* Passage to read
..............................

# Help Needed !!!



## sree (May 31, 2009)

Hi,

With God's Grace I have composed a few piano solos and a piano with orchestra. And a few in production.

I am planning to sell the album. But I do not know how to do this.. 

Curently working as a composer for a production company where all my compositions are basically symphony....

How to I sell and market the album...

How to approach the publishers?

Please help

Cheers!!!


----------



## sree (May 31, 2009)

Do mention any idea ...


----------



## Bach (Jun 2, 2008)

You should know better than us. Compile the album and send it to iTunes? There's one idea, I know someone who's done that successfully..


----------



## sree (May 31, 2009)

I will be competing the album in another 8 weeks. I will poat a thread . You please tell me whome to contact..... Thanks a million....

Cheers!!!


----------



## Saturnus (Nov 7, 2006)

Well, nobody who has personal contacts to a publisher recommends or gives private contact info to someone whose music he hasn't heard. Most publishers and record companies are devoted to certain types of music, genres, so even a regular CD purchaser must know what type your music is before he could give you ideas about with which label your music might belong.
In short, tell us more about your music or post some samples.


----------



## sree (May 31, 2009)

Thanks saturnus..... My currently working on classical orchestrated music. All the composition are new and original. It is my dream to release this album. I have one more dream i have a plan to sell a few percentages of sale to schools which needs money for education. 

Cheers!!!


----------

..............................

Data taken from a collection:

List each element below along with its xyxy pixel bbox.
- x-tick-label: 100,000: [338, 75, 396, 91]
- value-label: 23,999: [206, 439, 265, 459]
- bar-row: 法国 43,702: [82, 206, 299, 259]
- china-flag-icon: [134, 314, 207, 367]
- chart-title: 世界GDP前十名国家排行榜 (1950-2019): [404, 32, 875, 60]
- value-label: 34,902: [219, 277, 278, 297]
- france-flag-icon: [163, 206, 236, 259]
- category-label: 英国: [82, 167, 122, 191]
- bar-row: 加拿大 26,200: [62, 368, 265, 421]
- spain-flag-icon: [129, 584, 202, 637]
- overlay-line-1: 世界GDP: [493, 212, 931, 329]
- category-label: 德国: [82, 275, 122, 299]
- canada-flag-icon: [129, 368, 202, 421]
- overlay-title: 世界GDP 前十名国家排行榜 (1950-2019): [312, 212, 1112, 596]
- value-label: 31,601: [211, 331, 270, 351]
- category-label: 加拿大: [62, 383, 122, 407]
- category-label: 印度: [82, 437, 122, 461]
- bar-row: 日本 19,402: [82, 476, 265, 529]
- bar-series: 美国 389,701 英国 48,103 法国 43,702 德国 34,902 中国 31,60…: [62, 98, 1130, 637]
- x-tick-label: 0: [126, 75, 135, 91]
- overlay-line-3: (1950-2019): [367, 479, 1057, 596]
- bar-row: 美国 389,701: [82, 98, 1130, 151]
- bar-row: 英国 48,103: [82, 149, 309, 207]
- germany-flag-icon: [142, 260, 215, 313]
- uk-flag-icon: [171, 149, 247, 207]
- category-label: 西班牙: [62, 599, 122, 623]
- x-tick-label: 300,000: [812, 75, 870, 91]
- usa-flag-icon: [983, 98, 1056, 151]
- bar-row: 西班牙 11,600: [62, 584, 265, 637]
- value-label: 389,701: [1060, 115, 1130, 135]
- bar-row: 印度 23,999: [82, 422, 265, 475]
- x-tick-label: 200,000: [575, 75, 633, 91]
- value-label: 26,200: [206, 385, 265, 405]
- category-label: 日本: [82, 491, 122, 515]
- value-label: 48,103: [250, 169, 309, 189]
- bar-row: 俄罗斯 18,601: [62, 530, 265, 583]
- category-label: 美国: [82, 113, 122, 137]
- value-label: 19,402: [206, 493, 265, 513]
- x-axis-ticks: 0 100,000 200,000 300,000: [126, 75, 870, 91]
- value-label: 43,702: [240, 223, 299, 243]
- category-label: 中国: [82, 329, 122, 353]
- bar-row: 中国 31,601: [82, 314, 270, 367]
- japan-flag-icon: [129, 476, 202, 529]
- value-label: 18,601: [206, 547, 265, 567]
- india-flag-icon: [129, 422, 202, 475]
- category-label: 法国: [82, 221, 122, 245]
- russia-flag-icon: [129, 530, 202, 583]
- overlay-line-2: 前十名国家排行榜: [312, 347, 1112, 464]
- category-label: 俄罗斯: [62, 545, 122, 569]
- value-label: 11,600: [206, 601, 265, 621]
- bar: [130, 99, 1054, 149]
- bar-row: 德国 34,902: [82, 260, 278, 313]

..............................

* Given exercise A
In the forum thread about selling an album, rewrite the part starting with "## Saturnus (Nov" and going on through "music might belong.", swapping "record companies" for "music labels".
* Given exercise B
List the usernames of everyone who posts in the forum thread about selling an album, giving each name once.

* Right answer A
## Saturnus (Nov 7, 2006)

Well, nobody who has personal contacts to a publisher recommends or gives private contact info to someone whose music he hasn't heard. Most publishers and music labels are devoted to certain types of music, genres, so even a regular CD purchaser must know what type your music is before he could give you ideas about with which label your music might belong.

* Right answer B
sree
Bach
Saturnus